| Required task 1 |
From the blog post about the past, extract the section that begins at "To Charles Darwin" and ends after "Street Railroad Yards.", copying it word for word.
| Required task 2 |
Extend the blog post about the past, picking up right after its final sentence.

". . . But the past does not exist independently from the present. Indeed, the past is only past because there is a present, just as I can point to something over there only because I am here. But nothing is inherently over there or here. In that sense, the past has no content. The past -- or more accurately, pastness -- is a position. Thus, in no way can we identify the past as past." p. 15

". . . But we may want to keep in mind that deeds and words are not as distinguishable as often we presume. History does not belong only to its narrators, professional or amateur. While some of us debate what history is or was, others take it into their own hands." p. 153

Silencing the Past: Power and the Production of History (1995) by Michel-Rolph Trouillot

Thursday, February 12, 2009

Happy Birthday!

To Charles Darwin and Abraham Lincoln!

Also, this the 100th birthday of the founding of the NAACP.

And in New Orleans:

[ "Today, Plessy versus Ferguson becomes Plessy and Ferguson when descendants of opposing parties in the landmark U.S. Supreme Court segregation case stand together to unveil a plaque at the former site of the Press Street Railroad Yards.

Element and region data:
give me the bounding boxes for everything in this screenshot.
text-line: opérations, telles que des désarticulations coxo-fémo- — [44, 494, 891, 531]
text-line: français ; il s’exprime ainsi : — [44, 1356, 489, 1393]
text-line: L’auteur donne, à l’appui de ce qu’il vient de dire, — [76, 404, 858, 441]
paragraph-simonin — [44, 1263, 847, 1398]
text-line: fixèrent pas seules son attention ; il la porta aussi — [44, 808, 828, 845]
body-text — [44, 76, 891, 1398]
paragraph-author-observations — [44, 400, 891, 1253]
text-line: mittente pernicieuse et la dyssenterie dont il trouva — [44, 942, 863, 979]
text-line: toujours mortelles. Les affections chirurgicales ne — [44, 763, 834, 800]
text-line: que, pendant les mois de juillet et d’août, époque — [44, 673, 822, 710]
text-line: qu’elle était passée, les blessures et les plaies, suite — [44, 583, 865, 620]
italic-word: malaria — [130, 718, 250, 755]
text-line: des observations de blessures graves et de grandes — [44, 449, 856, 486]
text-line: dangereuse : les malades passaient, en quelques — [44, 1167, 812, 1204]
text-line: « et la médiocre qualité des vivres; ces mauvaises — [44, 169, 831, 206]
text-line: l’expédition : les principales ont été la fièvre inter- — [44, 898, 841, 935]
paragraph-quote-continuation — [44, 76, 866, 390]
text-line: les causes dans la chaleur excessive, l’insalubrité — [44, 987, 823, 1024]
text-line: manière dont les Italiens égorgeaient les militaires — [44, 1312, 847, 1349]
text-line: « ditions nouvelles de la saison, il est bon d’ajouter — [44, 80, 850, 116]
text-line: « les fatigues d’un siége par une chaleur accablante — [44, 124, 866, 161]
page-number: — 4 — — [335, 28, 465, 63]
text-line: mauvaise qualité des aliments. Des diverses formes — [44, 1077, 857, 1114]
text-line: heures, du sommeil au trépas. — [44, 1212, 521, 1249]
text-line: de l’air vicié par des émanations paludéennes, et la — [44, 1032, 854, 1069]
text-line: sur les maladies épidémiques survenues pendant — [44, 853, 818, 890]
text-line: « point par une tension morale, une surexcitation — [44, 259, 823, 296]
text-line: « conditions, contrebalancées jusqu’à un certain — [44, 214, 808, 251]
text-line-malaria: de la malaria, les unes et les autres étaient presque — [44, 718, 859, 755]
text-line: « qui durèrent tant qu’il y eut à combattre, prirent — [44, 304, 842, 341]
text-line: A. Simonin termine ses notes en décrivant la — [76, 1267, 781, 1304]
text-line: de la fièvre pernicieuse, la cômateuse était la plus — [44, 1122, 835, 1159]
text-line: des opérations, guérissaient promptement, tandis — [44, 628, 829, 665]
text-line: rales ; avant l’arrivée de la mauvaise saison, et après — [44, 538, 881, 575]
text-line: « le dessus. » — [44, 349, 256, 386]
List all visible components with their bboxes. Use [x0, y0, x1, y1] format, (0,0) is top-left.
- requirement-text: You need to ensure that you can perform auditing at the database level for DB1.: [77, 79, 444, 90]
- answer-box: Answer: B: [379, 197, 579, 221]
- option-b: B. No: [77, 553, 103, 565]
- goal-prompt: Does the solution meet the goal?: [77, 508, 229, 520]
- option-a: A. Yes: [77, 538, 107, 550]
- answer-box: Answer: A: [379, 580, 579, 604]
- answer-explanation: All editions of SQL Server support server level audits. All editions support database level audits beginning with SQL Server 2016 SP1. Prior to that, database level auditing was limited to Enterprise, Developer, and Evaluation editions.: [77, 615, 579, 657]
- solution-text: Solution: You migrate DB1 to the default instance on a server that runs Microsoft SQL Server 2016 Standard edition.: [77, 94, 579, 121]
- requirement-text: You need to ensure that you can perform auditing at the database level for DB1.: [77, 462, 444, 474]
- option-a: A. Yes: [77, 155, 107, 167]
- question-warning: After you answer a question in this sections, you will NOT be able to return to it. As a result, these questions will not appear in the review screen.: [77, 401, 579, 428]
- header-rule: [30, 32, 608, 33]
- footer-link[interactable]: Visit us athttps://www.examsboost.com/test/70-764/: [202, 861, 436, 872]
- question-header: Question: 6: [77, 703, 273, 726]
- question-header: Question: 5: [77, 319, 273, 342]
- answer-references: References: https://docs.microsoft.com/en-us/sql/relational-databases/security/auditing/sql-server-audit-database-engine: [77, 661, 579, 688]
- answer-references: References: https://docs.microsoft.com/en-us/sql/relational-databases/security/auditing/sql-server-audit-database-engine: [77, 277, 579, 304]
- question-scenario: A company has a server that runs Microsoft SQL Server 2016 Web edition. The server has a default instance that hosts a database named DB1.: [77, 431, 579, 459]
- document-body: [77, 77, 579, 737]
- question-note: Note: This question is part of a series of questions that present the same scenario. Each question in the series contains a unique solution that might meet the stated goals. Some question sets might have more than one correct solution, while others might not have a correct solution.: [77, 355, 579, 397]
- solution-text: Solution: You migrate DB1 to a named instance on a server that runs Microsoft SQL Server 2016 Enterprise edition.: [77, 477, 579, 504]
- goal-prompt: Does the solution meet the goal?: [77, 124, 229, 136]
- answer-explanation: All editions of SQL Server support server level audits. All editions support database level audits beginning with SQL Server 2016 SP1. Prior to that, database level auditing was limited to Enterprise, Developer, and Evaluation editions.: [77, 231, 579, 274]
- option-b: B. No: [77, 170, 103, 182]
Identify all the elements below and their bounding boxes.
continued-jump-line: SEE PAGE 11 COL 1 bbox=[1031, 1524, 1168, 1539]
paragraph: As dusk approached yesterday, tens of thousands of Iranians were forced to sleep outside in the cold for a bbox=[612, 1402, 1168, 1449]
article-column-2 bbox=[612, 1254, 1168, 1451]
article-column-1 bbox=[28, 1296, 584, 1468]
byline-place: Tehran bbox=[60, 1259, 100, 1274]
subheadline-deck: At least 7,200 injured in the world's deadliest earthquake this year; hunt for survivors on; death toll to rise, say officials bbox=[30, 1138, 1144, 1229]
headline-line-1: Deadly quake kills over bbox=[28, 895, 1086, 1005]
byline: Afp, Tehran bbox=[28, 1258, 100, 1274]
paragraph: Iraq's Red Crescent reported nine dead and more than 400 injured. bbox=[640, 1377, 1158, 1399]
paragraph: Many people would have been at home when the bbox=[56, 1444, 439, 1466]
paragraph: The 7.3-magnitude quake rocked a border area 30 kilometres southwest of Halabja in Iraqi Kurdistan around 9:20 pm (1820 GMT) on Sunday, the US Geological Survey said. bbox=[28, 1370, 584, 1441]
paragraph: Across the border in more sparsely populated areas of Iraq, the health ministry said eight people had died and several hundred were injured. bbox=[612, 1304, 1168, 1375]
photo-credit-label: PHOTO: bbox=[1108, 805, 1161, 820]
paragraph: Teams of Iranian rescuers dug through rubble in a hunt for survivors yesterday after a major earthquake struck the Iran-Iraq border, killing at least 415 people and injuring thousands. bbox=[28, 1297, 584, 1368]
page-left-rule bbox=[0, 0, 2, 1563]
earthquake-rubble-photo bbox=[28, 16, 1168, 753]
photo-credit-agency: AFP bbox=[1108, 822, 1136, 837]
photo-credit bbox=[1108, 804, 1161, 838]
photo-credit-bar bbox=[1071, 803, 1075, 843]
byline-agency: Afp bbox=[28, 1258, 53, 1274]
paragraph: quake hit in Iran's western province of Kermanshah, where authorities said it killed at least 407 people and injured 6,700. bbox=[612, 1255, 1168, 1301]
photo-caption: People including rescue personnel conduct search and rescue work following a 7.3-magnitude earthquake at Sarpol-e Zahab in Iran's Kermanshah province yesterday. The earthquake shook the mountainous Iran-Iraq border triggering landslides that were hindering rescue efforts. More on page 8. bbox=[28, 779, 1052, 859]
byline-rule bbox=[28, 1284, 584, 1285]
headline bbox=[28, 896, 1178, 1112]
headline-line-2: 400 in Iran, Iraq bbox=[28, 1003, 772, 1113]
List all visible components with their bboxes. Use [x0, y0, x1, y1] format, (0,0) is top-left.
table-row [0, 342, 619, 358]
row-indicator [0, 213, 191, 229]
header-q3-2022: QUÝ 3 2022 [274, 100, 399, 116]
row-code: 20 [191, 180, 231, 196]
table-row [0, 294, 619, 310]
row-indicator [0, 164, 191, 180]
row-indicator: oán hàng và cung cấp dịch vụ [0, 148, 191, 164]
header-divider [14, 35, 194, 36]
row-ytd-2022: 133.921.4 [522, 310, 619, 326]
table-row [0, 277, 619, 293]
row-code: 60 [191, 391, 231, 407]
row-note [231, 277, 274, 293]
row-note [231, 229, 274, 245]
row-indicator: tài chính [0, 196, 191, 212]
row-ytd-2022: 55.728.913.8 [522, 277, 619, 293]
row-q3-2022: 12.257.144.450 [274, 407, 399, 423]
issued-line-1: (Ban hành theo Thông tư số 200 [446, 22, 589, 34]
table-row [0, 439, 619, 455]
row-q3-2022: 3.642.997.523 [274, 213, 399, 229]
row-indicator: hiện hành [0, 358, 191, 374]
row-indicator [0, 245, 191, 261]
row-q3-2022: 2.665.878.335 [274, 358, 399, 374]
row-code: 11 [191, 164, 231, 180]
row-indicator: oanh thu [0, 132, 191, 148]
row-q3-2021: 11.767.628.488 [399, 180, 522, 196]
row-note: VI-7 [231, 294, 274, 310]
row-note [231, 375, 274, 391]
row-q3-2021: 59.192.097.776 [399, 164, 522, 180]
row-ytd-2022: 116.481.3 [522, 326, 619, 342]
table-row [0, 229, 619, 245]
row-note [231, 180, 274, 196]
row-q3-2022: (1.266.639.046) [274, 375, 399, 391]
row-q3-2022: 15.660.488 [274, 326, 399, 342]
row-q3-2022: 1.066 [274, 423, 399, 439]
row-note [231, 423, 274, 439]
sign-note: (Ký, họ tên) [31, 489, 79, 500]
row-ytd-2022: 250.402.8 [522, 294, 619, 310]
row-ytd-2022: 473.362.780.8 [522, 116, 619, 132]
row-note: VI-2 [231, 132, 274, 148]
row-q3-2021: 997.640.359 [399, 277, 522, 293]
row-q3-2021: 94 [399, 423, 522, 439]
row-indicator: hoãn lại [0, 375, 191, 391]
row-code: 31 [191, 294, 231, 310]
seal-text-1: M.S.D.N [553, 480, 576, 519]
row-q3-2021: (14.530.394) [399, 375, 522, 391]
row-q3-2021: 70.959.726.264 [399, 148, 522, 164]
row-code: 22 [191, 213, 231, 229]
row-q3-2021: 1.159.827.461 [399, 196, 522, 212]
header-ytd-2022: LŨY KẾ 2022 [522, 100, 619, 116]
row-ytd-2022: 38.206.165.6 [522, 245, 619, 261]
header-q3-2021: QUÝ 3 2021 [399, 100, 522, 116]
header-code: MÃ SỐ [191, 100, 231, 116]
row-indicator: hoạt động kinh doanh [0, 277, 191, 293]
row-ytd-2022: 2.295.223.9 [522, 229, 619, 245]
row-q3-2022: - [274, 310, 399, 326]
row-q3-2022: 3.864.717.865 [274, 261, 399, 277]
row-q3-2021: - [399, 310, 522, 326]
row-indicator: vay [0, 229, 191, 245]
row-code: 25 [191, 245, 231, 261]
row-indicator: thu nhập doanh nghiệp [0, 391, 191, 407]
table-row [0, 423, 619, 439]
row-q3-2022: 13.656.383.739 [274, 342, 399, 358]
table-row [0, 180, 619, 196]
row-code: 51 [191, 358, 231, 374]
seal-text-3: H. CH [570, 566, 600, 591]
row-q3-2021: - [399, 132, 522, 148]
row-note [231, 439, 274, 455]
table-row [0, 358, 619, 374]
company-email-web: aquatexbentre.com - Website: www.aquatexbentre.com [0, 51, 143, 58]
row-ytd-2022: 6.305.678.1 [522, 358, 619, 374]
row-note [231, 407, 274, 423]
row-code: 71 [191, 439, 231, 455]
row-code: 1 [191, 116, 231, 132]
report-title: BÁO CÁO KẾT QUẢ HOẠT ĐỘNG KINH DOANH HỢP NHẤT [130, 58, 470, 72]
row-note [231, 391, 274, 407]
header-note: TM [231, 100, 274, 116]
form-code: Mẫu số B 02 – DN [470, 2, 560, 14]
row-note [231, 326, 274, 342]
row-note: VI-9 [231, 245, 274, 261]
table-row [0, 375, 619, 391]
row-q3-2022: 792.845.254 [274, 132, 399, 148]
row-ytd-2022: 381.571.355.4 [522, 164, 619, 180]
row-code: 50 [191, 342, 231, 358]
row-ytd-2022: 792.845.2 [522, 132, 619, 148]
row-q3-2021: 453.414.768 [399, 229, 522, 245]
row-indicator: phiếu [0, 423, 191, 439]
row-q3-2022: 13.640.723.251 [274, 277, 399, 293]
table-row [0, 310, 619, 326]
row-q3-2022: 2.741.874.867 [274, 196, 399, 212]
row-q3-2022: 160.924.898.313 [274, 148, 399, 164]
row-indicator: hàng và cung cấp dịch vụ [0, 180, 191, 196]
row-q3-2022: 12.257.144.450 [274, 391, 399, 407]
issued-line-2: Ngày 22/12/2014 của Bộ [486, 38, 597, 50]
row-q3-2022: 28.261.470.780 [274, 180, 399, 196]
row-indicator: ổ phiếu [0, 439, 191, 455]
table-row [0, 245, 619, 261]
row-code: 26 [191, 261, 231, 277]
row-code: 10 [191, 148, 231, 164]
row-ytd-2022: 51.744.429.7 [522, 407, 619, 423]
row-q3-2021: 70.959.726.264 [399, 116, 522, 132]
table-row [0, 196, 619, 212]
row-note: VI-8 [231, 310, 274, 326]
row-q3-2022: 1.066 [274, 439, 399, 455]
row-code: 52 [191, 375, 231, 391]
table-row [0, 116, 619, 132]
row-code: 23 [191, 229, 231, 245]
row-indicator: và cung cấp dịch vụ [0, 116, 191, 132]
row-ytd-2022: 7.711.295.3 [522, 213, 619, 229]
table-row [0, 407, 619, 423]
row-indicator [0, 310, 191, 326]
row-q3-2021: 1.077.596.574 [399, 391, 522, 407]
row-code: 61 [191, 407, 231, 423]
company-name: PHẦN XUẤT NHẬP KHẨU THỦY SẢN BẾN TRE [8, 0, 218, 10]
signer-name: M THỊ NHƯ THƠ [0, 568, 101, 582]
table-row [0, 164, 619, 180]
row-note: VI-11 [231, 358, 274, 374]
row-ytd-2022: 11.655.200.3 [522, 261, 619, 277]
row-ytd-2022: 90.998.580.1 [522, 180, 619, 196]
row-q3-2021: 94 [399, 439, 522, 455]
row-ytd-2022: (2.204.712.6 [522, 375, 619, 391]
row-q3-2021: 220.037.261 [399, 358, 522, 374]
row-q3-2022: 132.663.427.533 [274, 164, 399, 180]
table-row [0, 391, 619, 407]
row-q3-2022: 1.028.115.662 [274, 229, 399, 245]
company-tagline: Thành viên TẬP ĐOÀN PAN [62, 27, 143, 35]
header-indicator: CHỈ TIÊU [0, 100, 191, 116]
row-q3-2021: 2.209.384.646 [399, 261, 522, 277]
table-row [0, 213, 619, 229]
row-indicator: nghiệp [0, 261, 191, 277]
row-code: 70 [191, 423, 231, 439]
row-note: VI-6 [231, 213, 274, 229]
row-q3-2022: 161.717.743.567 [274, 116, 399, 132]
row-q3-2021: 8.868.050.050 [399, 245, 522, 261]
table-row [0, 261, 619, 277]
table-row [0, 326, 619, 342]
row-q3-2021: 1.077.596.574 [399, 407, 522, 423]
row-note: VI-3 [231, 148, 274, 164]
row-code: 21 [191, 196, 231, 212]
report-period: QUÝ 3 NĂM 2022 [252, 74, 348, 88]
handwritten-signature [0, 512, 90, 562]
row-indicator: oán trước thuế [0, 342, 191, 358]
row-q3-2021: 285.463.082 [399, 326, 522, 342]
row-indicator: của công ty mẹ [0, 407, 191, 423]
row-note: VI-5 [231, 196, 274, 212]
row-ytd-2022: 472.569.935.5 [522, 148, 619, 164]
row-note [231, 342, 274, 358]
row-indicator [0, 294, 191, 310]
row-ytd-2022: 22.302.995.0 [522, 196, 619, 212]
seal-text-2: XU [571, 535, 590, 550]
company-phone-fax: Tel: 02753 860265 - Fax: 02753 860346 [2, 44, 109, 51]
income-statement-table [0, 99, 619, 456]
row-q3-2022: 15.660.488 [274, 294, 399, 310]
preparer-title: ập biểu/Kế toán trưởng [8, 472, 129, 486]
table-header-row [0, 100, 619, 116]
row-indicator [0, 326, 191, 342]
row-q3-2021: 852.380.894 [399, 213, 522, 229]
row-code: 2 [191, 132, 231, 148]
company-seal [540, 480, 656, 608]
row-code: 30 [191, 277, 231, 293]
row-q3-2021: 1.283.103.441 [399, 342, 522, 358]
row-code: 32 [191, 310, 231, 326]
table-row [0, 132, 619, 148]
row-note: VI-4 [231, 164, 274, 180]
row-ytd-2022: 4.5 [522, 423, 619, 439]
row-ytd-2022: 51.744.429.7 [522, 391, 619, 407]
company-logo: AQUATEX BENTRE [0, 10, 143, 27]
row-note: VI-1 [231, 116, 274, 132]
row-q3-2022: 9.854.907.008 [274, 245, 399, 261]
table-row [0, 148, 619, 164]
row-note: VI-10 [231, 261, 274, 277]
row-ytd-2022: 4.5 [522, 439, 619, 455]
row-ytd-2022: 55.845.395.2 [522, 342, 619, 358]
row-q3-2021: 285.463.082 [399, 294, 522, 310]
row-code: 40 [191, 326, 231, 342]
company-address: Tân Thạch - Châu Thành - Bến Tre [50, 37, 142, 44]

| Exercise output 1 |
To Charles Darwin and Abraham Lincoln!

Also, this the 100th birthday of the founding of the NAACP.

And in New Orleans:

[ "Today, Plessy versus Ferguson becomes Plessy and Ferguson when descendants of opposing parties in the landmark U.S. Supreme Court segregation case stand together to unveil a plaque at the former site of the Press Street Railroad Yards.

| Exercise output 2 |
Standing behind Keith Plessy and Phoebe Ferguson will be a large group of students, scholars, officials and activists who worked for years to honor the site where in 1892, Treme shoemaker Homer Plessy, a light-skinned black man, was arrested for sitting in a railway car reserved for white people.

People often think that his ancestor held some responsibility for the legalized segregation known as "separate but equal," said Keith Plessy, 52, a longtime New Orleans hotel bellman whose great-grandfather was Homer Plessy's first cousin. In actuality, Homer Plessy boarded that train as part of a carefully orchestrated effort to create a civil-rights test case, to fight the proliferation of segregationist laws in the South.

Keith Plessy first learned about his relationship to the case from his teachers at Valena C. Jones Elementary School, who called him to the front of the room as they discussed the case. But his textbooks simply listed the name of the case and its result: a half-century of "separate but equal" schools, drinking fountains and buses.

Phoebe Ferguson, 51, a documentary filmmaker, left New Orleans in 1967 but moved back after discovering her great-great-grandfather's role in the infamous legal fight.

Judge John Howard Ferguson ruled against Plessy from his bench in Orleans Parish Criminal Court. The judge was born in Massachusetts and had strong ties to abolitionists, she said. So she doesn't think he was a racist.

Still, Phoebe Ferguson can't quite get over the powerful impact his decision had on the black community, which would endure a half-century of government-sanctioned segregation. "That a part of my family started Jim Crow is kind of a load to carry," she said. "I wish I could change that."
" ]

Full story here.


K. said...


So, the descendants met, shook hands, and the world kept right on spinning. Imagine that. When you get right down to it, racism is amazingly stupid and ignorant.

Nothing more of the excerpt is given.